● **Written task**:
Pick out each line containing the string "Forecast" and copy it.

== Record set ==

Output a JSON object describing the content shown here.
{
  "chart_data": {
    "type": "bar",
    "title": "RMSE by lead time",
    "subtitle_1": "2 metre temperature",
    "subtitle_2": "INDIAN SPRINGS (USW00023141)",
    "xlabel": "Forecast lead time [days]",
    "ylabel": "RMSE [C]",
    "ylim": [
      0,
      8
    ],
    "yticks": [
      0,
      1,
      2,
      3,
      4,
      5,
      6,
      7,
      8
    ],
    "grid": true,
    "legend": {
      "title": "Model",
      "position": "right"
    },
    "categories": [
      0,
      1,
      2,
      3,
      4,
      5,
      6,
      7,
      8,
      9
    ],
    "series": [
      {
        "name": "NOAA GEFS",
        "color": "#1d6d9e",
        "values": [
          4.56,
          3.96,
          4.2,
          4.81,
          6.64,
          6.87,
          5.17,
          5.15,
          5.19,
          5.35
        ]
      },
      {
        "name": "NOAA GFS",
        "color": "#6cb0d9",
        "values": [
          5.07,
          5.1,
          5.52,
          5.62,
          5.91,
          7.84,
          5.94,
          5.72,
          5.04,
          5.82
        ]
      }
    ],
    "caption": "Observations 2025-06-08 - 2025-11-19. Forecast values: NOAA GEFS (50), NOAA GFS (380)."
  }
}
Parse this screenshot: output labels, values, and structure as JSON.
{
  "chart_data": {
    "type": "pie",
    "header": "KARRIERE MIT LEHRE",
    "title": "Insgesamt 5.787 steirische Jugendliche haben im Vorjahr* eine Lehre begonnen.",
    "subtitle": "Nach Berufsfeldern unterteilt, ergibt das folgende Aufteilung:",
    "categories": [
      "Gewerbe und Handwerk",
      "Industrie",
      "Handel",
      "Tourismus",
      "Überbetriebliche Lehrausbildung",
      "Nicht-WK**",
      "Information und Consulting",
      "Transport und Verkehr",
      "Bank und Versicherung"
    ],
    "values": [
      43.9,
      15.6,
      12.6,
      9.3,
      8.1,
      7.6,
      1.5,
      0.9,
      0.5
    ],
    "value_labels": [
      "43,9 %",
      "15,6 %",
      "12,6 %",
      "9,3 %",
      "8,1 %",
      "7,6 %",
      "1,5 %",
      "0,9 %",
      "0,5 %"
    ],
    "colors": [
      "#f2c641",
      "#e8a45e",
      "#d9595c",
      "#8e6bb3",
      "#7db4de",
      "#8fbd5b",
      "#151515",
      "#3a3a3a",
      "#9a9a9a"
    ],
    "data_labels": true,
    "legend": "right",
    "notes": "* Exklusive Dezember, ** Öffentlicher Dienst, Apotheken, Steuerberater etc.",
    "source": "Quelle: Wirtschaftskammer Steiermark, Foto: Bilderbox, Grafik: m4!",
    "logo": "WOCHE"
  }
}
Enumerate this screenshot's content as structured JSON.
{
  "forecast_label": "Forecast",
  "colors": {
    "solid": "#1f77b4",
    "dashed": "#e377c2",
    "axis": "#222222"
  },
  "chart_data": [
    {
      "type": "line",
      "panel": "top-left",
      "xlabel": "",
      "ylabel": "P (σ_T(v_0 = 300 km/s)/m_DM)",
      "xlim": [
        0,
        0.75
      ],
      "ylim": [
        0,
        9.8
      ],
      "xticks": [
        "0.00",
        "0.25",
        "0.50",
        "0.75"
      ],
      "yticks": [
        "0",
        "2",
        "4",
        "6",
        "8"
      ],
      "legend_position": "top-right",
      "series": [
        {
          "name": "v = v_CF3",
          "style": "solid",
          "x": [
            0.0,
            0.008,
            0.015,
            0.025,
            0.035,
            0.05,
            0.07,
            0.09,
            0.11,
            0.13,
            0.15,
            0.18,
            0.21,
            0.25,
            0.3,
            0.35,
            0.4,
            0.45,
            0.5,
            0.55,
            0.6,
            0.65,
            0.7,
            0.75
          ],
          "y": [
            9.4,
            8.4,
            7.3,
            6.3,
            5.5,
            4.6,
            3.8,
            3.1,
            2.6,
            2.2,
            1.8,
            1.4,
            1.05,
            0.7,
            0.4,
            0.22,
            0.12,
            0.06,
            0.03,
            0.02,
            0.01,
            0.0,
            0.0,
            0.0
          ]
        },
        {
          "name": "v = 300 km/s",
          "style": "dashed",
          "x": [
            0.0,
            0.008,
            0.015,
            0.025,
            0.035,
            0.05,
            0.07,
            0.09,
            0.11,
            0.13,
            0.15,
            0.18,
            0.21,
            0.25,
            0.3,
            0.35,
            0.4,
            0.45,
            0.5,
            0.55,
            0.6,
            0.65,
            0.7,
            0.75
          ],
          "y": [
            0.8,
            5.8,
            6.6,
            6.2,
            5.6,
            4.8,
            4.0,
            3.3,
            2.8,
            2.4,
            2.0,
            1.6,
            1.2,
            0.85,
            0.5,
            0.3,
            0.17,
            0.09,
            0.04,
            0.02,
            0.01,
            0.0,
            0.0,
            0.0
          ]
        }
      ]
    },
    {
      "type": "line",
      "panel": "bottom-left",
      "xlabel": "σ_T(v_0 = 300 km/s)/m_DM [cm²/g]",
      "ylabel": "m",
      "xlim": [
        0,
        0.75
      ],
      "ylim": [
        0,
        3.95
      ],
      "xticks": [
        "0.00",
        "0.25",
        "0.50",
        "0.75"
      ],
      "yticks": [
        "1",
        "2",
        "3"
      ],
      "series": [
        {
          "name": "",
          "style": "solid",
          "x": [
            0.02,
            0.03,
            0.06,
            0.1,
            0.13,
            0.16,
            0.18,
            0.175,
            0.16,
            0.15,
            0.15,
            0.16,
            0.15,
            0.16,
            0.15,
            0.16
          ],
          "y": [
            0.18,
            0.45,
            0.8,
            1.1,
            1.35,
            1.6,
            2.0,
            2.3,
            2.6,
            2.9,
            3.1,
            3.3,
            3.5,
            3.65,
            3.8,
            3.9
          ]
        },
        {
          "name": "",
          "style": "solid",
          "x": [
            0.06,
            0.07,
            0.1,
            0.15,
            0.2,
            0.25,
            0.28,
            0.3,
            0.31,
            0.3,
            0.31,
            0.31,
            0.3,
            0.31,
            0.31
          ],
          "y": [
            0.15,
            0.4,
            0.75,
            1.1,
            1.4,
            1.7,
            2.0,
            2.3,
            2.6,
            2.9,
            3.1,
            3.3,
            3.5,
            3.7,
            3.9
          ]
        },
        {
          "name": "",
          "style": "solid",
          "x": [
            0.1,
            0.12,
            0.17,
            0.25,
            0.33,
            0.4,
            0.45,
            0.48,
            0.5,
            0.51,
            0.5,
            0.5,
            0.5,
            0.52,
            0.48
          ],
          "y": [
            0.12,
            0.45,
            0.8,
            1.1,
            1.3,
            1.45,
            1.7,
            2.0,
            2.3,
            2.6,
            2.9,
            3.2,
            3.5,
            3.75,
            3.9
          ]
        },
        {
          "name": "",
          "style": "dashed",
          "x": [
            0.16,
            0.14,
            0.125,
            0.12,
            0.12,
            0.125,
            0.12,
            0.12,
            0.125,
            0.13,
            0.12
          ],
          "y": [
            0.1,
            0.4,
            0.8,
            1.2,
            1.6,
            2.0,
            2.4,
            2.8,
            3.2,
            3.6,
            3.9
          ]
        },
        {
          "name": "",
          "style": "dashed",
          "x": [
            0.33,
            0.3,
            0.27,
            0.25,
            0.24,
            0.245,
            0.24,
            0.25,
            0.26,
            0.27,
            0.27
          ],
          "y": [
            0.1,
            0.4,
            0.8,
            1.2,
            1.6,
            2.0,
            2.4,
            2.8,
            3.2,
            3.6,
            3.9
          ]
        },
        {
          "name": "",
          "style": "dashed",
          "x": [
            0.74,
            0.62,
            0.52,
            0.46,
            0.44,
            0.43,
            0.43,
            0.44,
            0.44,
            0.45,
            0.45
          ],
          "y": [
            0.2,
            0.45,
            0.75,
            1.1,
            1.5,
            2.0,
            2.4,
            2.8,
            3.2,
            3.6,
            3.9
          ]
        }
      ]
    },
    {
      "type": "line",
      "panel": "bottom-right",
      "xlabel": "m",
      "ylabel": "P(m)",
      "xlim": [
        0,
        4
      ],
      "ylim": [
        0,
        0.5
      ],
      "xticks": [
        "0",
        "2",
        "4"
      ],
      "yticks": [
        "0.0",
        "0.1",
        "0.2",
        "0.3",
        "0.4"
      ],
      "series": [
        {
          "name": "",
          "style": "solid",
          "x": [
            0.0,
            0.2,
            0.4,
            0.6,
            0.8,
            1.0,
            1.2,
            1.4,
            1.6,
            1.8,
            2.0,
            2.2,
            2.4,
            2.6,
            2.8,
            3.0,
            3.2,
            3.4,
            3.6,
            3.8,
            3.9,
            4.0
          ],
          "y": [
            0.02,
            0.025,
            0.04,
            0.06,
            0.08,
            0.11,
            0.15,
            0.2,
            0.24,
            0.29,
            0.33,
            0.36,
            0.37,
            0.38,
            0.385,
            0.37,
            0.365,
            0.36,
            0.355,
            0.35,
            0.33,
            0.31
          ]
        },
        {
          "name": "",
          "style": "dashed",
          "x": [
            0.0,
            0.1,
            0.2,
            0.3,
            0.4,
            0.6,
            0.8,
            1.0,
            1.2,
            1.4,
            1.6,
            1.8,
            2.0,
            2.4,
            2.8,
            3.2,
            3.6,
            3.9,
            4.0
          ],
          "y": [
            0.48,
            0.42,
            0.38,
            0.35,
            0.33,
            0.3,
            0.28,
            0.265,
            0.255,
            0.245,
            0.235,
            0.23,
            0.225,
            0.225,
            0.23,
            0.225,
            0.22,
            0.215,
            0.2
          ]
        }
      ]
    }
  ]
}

===

● **Exercise solution**:
    "xlabel": "Forecast lead time [days]",
    "caption": "Observations 2025-06-08 - 2025-11-19. Forecast values: NOAA GEFS (50), NOAA GFS (380)."
  "forecast_label": "Forecast",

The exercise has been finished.